*** Material for this exercise

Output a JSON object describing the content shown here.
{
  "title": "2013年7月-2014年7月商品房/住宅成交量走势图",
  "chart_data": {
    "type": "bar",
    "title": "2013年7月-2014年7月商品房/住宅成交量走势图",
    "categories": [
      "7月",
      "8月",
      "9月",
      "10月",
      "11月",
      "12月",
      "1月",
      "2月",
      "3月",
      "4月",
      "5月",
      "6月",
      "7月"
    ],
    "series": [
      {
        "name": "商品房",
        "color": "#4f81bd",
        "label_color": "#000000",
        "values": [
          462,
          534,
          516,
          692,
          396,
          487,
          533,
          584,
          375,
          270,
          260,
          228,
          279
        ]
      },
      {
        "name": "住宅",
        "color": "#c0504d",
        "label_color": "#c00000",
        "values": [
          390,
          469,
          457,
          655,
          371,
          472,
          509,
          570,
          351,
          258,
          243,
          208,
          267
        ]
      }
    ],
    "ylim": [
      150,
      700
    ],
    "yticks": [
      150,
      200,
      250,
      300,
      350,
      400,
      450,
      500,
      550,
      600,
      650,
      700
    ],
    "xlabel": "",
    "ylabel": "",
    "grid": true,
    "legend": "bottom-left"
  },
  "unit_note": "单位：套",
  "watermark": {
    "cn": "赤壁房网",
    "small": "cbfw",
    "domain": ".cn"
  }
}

******

Retype the listing above in full, with no alterations.

Output a JSON object describing the content shown here.
{
  "title": "2013年7月-2014年7月商品房/住宅成交量走势图",
  "chart_data": {
    "type": "bar",
    "title": "2013年7月-2014年7月商品房/住宅成交量走势图",
    "categories": [
      "7月",
      "8月",
      "9月",
      "10月",
      "11月",
      "12月",
      "1月",
      "2月",
      "3月",
      "4月",
      "5月",
      "6月",
      "7月"
    ],
    "series": [
      {
        "name": "商品房",
        "color": "#4f81bd",
        "label_color": "#000000",
        "values": [
          462,
          534,
          516,
          692,
          396,
          487,
          533,
          584,
          375,
          270,
          260,
          228,
          279
        ]
      },
      {
        "name": "住宅",
        "color": "#c0504d",
        "label_color": "#c00000",
        "values": [
          390,
          469,
          457,
          655,
          371,
          472,
          509,
          570,
          351,
          258,
          243,
          208,
          267
        ]
      }
    ],
    "ylim": [
      150,
      700
    ],
    "yticks": [
      150,
      200,
      250,
      300,
      350,
      400,
      450,
      500,
      550,
      600,
      650,
      700
    ],
    "xlabel": "",
    "ylabel": "",
    "grid": true,
    "legend": "bottom-left"
  },
  "unit_note": "单位：套",
  "watermark": {
    "cn": "赤壁房网",
    "small": "cbfw",
    "domain": ".cn"
  }
}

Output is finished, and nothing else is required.